## Stated task:
Find the lines with the string "color" and return them.

## start Data entries

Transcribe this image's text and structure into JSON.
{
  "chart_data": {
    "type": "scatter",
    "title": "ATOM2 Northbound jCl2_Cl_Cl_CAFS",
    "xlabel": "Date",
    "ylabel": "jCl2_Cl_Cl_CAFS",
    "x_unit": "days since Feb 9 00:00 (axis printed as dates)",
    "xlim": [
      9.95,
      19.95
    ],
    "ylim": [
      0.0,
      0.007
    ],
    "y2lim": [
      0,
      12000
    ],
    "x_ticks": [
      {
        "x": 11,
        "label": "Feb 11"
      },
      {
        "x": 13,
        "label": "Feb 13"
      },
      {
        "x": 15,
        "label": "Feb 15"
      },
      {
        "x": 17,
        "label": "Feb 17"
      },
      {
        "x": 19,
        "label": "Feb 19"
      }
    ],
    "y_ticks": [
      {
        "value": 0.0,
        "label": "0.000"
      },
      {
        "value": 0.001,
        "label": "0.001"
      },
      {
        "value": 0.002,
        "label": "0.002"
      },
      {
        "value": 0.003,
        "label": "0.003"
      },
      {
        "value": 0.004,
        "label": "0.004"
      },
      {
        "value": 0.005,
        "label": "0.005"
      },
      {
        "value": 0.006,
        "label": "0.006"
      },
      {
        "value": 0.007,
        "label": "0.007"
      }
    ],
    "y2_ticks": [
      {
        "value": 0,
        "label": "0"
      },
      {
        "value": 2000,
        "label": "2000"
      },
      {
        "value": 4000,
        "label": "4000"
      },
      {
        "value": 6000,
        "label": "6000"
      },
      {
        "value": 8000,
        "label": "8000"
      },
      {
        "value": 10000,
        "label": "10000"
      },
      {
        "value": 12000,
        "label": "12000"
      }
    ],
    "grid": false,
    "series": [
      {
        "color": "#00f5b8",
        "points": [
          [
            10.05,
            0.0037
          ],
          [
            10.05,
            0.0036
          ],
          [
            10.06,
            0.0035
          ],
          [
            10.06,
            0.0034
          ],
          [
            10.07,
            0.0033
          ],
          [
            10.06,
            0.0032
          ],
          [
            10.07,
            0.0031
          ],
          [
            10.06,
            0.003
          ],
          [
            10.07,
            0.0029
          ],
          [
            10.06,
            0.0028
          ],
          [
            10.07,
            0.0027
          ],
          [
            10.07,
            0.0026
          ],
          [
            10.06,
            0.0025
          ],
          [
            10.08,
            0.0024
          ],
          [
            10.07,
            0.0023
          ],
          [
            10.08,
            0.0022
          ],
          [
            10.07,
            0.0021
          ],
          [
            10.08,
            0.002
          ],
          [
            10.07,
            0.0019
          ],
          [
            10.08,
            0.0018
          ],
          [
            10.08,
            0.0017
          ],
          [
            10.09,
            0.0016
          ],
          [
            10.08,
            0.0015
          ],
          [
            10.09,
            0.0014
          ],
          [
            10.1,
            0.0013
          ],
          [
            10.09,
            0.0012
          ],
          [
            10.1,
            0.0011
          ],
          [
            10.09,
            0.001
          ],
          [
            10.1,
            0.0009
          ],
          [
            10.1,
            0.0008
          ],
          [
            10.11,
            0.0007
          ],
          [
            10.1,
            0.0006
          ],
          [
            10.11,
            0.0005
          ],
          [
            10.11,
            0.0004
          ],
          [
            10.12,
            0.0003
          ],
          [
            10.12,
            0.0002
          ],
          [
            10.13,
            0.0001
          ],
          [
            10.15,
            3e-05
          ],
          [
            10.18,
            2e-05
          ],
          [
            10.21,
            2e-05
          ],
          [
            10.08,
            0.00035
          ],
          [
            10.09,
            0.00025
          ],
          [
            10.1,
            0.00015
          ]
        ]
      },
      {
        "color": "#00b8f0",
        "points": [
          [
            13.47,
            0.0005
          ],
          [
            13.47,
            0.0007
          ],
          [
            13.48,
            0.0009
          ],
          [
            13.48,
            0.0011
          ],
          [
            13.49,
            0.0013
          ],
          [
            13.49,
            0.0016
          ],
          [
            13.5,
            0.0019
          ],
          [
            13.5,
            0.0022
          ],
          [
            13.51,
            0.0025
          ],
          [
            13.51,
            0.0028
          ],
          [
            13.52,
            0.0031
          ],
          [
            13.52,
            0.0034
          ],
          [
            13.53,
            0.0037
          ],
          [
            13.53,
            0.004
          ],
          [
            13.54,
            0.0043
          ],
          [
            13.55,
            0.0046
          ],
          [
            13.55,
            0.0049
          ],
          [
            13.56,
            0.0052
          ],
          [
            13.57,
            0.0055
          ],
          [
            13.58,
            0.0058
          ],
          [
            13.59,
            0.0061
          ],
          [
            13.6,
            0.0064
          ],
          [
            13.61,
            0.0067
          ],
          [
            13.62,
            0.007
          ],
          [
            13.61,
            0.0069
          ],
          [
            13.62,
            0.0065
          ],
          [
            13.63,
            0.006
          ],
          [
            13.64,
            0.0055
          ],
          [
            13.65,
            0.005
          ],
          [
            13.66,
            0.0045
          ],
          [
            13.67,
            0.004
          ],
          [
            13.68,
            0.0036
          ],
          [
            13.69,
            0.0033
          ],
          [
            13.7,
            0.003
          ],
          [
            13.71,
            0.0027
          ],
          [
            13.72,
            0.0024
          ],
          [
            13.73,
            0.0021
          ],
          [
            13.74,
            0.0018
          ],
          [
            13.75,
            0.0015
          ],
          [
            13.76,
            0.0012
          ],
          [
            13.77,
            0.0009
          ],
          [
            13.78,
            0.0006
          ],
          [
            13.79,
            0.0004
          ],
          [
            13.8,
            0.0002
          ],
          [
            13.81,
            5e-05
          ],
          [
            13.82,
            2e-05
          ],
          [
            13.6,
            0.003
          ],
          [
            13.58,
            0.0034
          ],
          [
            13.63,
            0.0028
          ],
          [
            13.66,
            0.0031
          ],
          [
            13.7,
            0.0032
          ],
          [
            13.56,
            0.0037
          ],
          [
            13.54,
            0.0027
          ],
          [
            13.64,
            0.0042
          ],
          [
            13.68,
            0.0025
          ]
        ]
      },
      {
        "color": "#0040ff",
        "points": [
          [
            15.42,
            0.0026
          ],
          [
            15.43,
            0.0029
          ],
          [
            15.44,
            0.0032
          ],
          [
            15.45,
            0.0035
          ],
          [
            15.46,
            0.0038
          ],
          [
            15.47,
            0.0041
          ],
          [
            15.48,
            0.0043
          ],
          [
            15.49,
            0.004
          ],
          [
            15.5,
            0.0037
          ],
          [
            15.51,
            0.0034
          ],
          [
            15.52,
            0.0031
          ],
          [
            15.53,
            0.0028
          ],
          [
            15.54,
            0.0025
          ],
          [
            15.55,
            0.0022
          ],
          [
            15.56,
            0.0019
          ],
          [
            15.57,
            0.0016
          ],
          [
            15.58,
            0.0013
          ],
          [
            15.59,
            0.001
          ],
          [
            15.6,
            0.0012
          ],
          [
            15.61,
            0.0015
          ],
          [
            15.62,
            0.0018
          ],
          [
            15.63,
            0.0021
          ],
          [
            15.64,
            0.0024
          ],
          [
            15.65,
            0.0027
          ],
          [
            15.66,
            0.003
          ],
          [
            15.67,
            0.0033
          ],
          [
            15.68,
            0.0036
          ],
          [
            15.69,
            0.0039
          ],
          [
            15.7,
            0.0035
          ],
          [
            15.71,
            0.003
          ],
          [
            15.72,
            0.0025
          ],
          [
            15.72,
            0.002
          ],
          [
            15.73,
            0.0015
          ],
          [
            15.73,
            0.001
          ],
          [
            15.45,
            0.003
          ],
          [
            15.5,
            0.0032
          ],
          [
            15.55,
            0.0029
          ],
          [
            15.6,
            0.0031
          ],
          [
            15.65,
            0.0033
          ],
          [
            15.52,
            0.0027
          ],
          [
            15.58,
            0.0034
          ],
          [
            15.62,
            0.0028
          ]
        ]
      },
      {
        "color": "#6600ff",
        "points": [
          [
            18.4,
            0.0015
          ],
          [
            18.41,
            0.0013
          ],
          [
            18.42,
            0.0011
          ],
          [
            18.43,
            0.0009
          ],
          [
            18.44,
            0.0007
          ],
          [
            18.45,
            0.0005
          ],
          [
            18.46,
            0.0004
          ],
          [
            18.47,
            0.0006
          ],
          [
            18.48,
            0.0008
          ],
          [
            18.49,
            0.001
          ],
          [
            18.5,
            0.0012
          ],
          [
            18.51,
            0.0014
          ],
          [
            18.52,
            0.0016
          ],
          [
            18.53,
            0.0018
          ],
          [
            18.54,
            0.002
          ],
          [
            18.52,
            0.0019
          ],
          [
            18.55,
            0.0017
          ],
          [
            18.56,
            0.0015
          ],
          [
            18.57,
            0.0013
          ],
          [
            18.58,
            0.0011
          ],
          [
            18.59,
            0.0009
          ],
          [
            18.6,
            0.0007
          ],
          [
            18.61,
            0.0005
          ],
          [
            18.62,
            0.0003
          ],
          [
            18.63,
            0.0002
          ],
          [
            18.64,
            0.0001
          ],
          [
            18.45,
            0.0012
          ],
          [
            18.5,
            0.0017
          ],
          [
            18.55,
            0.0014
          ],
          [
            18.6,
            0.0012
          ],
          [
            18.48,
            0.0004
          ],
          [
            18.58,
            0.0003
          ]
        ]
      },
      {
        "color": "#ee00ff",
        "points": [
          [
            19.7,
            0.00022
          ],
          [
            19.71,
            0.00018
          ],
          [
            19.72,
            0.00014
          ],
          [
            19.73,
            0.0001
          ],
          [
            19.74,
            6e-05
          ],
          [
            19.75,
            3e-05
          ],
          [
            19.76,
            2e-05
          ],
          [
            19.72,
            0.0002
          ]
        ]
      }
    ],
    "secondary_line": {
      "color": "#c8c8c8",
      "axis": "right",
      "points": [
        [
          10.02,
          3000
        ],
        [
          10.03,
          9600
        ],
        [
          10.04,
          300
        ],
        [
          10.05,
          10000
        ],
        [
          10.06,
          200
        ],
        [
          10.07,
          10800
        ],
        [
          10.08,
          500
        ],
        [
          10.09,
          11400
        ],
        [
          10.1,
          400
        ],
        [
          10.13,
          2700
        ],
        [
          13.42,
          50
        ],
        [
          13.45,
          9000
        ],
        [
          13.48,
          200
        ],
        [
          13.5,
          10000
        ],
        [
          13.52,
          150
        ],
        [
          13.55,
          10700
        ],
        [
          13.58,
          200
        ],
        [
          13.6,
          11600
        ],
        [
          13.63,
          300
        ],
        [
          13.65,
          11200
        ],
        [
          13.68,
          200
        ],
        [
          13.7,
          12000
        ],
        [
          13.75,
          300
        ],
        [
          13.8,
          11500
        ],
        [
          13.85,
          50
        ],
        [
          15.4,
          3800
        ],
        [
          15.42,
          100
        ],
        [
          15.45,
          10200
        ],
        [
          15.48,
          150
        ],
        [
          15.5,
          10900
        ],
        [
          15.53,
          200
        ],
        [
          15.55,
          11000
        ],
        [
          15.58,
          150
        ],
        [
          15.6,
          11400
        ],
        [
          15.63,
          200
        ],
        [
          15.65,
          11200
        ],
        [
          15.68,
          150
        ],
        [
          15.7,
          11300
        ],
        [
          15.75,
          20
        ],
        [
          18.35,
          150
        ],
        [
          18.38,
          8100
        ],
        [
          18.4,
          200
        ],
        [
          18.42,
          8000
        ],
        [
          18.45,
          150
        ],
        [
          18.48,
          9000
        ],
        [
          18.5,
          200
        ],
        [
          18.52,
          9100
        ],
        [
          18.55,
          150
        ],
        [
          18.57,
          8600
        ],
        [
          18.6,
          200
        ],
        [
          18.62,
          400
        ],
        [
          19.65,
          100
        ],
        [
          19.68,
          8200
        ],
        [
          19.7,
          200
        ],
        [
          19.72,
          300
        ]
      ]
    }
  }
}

## end Data entries

## Answer:
        "color": "#00f5b8",
        "color": "#00b8f0",
        "color": "#0040ff",
        "color": "#6600ff",
        "color": "#ee00ff",
      "color": "#c8c8c8",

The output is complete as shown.